[Start Input records]
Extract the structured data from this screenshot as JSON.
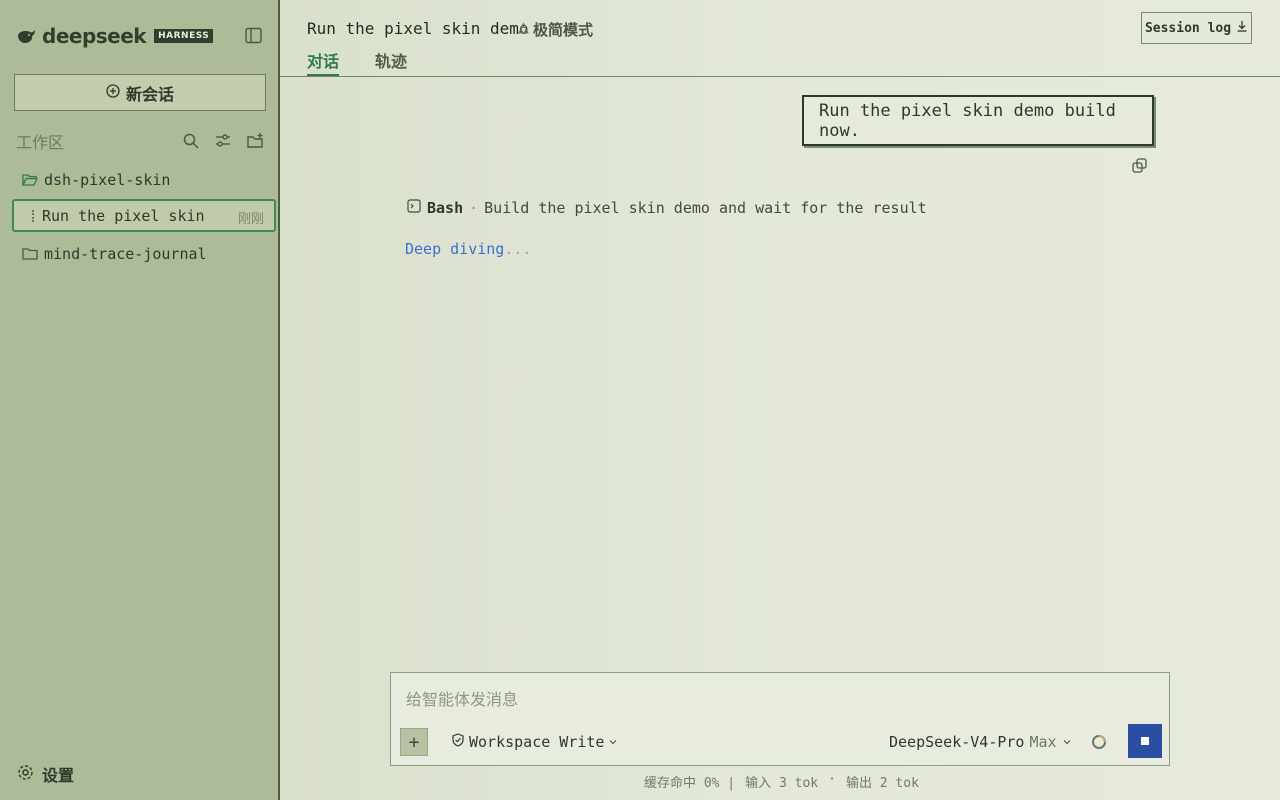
{
  "brand": {
    "name": "deepseek",
    "badge": "HARNESS"
  },
  "sidebar": {
    "new_chat_label": "新会话",
    "workspace_label": "工作区",
    "items": [
      {
        "type": "folder",
        "label": "dsh-pixel-skin",
        "open": true
      },
      {
        "type": "session",
        "label": "Run the pixel skin d…",
        "time": "刚刚",
        "active": true
      },
      {
        "type": "folder",
        "label": "mind-trace-journal",
        "open": false
      }
    ],
    "settings_label": "设置"
  },
  "header": {
    "title": "Run the pixel skin demo",
    "mode_label": "极简模式",
    "tabs": [
      {
        "label": "对话",
        "active": true
      },
      {
        "label": "轨迹",
        "active": false
      }
    ],
    "session_log_label": "Session log"
  },
  "conversation": {
    "user_message": "Run the pixel skin demo build now.",
    "tool_name": "Bash",
    "tool_separator": "·",
    "tool_description": "Build the pixel skin demo and wait for the result",
    "thinking_text": "Deep diving",
    "thinking_dots": "..."
  },
  "composer": {
    "placeholder": "给智能体发消息",
    "attach_label": "+",
    "permission_label": "Workspace Write",
    "model_name": "DeepSeek-V4-Pro",
    "model_tier": "Max"
  },
  "usage": {
    "cache": "缓存命中 0% |",
    "input": "输入 3 tok",
    "dot": "·",
    "output": "输出 2 tok"
  },
  "colors": {
    "sidebar_bg": "#aebb98",
    "accent_green": "#2e7d46",
    "thinking_blue": "#3b6fd6",
    "stop_button": "#2a4ea3"
  },
  "icons": [
    "deepseek-whale-icon",
    "sidebar-toggle-icon",
    "plus-circle-icon",
    "search-icon",
    "filter-icon",
    "new-folder-icon",
    "folder-open-icon",
    "folder-icon",
    "gear-icon",
    "recycle-icon",
    "download-icon",
    "copy-icon",
    "terminal-icon",
    "shield-check-icon",
    "chevron-down-icon",
    "status-ring-icon",
    "stop-icon"
  ]
}
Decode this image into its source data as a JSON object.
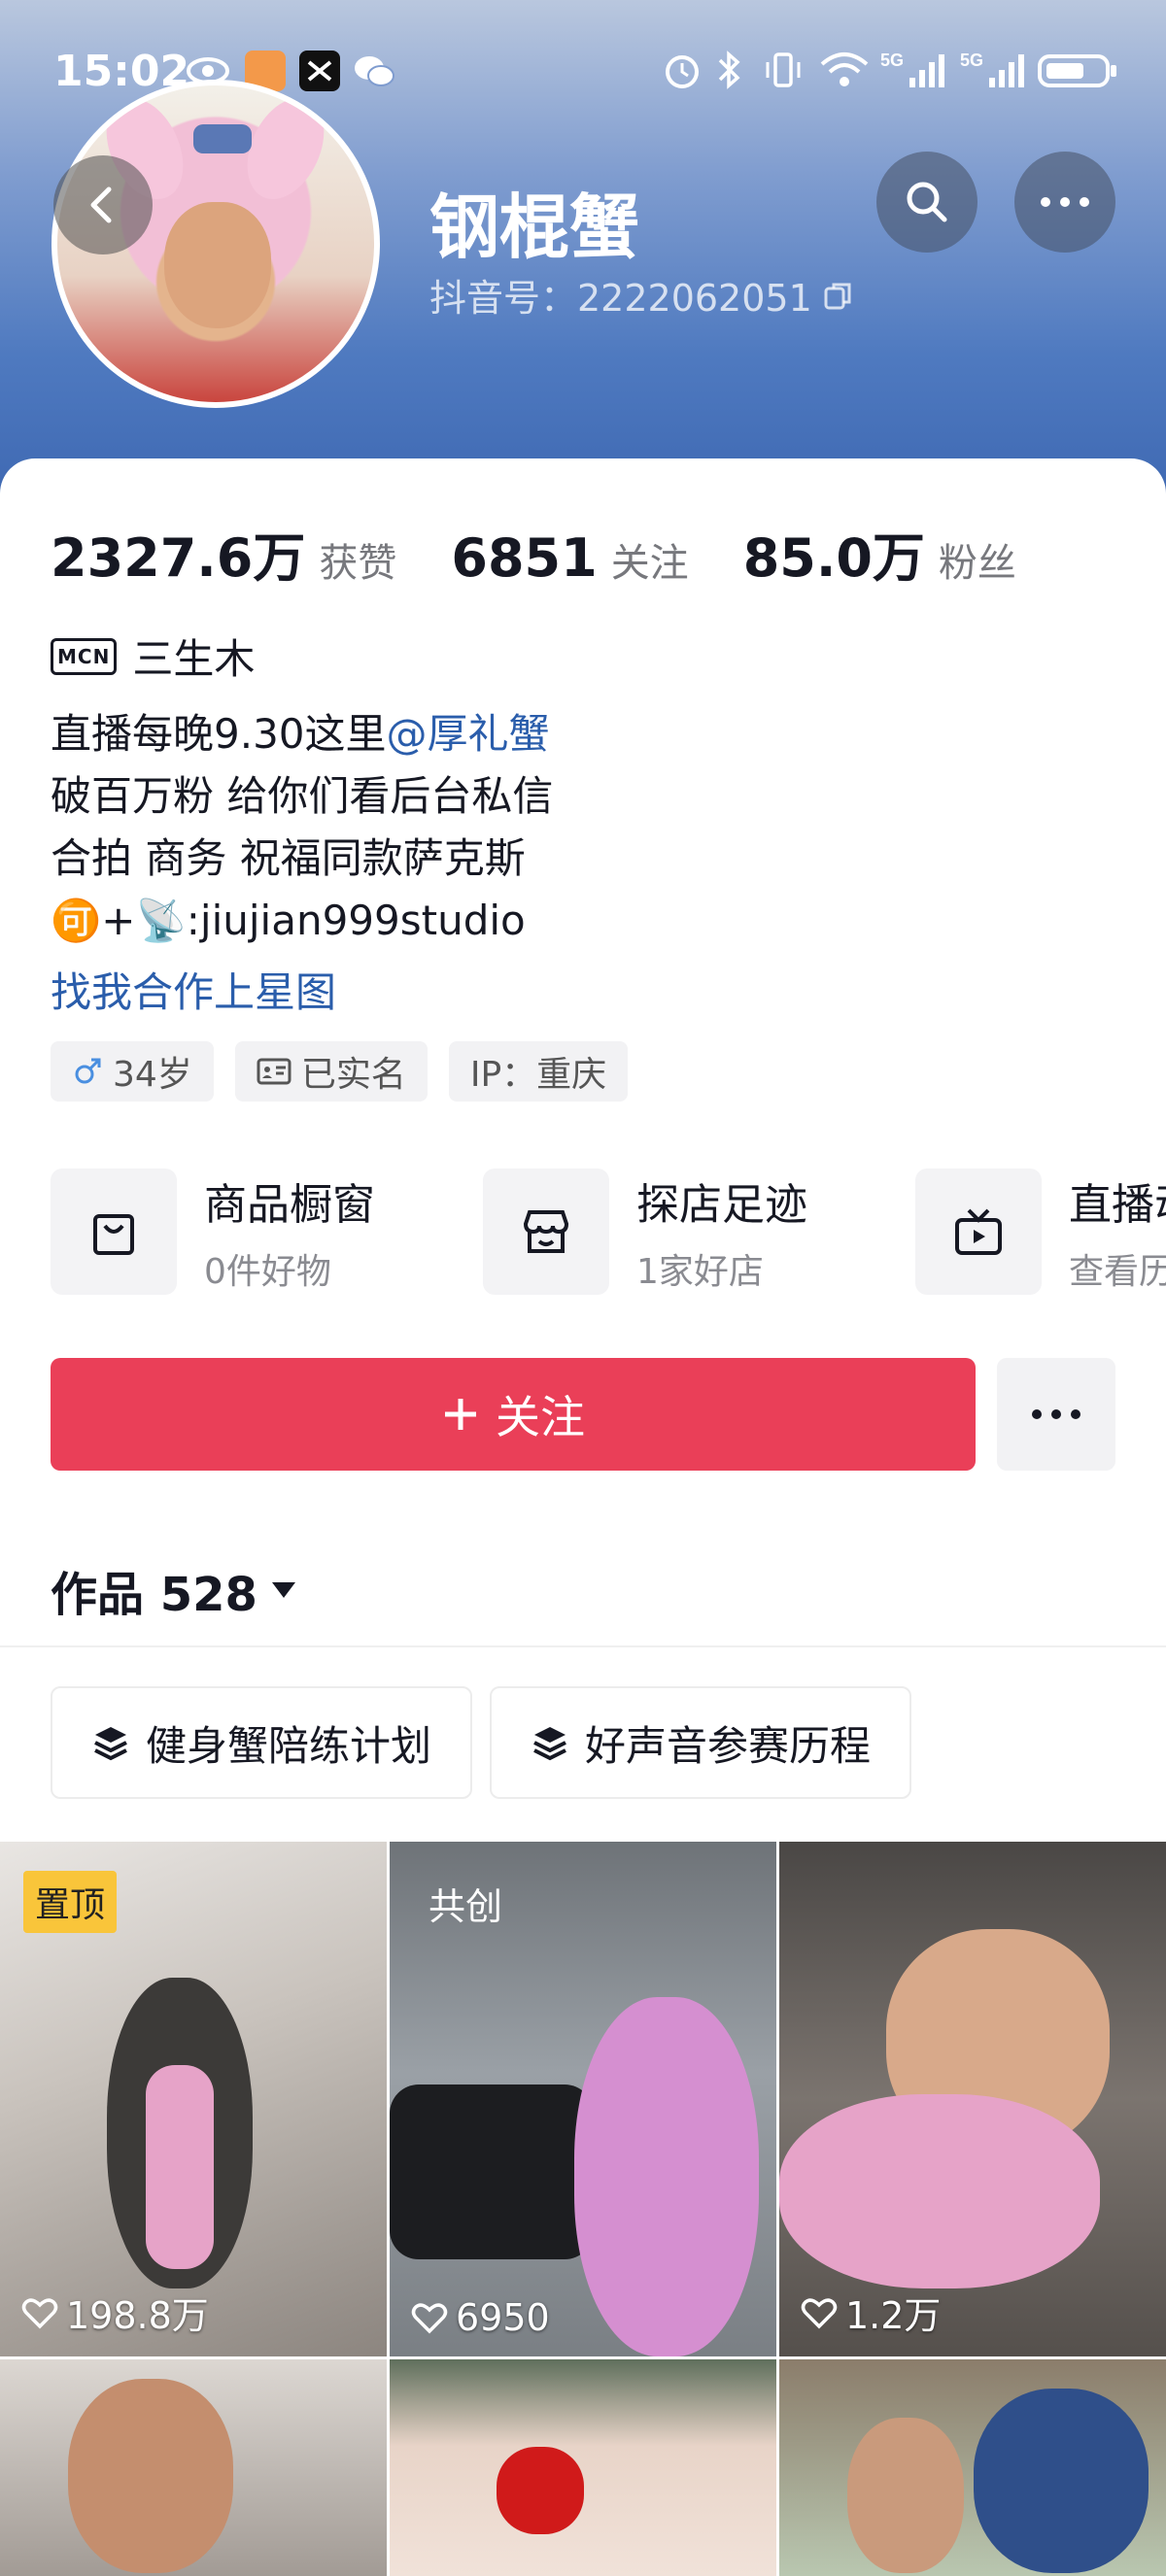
{
  "status_bar": {
    "time": "15:02",
    "icons": [
      "eye-icon",
      "app-badge-icon",
      "capcut-icon",
      "wechat-icon"
    ],
    "right_icons": [
      "alarm-icon",
      "bluetooth-icon",
      "vibrate-icon",
      "wifi-icon",
      "signal-5g-icon",
      "signal-5g-icon",
      "battery-icon"
    ]
  },
  "profile": {
    "nickname": "钢棍蟹",
    "douyin_id": "抖音号：2222062051"
  },
  "stats": [
    {
      "value": "2327.6万",
      "label": "获赞"
    },
    {
      "value": "6851",
      "label": "关注"
    },
    {
      "value": "85.0万",
      "label": "粉丝"
    }
  ],
  "mcn": {
    "badge": "MCN",
    "name": "三生木"
  },
  "bio": {
    "line1_prefix": "直播每晚9.30这里",
    "line1_mention": "@厚礼蟹",
    "line2": "破百万粉 给你们看后台私信",
    "line3": "合拍 商务 祝福同款萨克斯",
    "line4": "🉑+📡:jiujian999studio",
    "link": "找我合作上星图"
  },
  "tags": [
    {
      "icon": "male-icon",
      "text": "34岁"
    },
    {
      "icon": "id-card-icon",
      "text": "已实名"
    },
    {
      "icon": "",
      "text": "IP：重庆"
    }
  ],
  "features": [
    {
      "icon": "shopping-bag-icon",
      "title": "商品橱窗",
      "sub": "0件好物"
    },
    {
      "icon": "store-icon",
      "title": "探店足迹",
      "sub": "1家好店"
    },
    {
      "icon": "tv-icon",
      "title": "直播动态",
      "sub": "查看历史"
    }
  ],
  "actions": {
    "follow_label": "关注"
  },
  "works": {
    "label": "作品 528"
  },
  "collections": [
    {
      "label": "健身蟹陪练计划"
    },
    {
      "label": "好声音参赛历程"
    }
  ],
  "videos": [
    {
      "badge": "置顶",
      "likes": "198.8万"
    },
    {
      "badge": "共创",
      "likes": "6950"
    },
    {
      "badge": "",
      "likes": "1.2万"
    },
    {
      "badge": "",
      "likes": ""
    },
    {
      "badge": "",
      "likes": ""
    },
    {
      "badge": "",
      "likes": ""
    }
  ],
  "colors": {
    "follow": "#ea3f58",
    "link": "#2a5dab",
    "pin_badge": "#f9c53a"
  }
}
[End Input records]
# Stated goal:
In the entries above, identify every line with the word "demo". Copy those lines.

# Response to this task:
    "title": "Run the pixel skin demo",
    "user_message": "Run the pixel skin demo build now.",
    "tool_description": "Build the pixel skin demo and wait for the result",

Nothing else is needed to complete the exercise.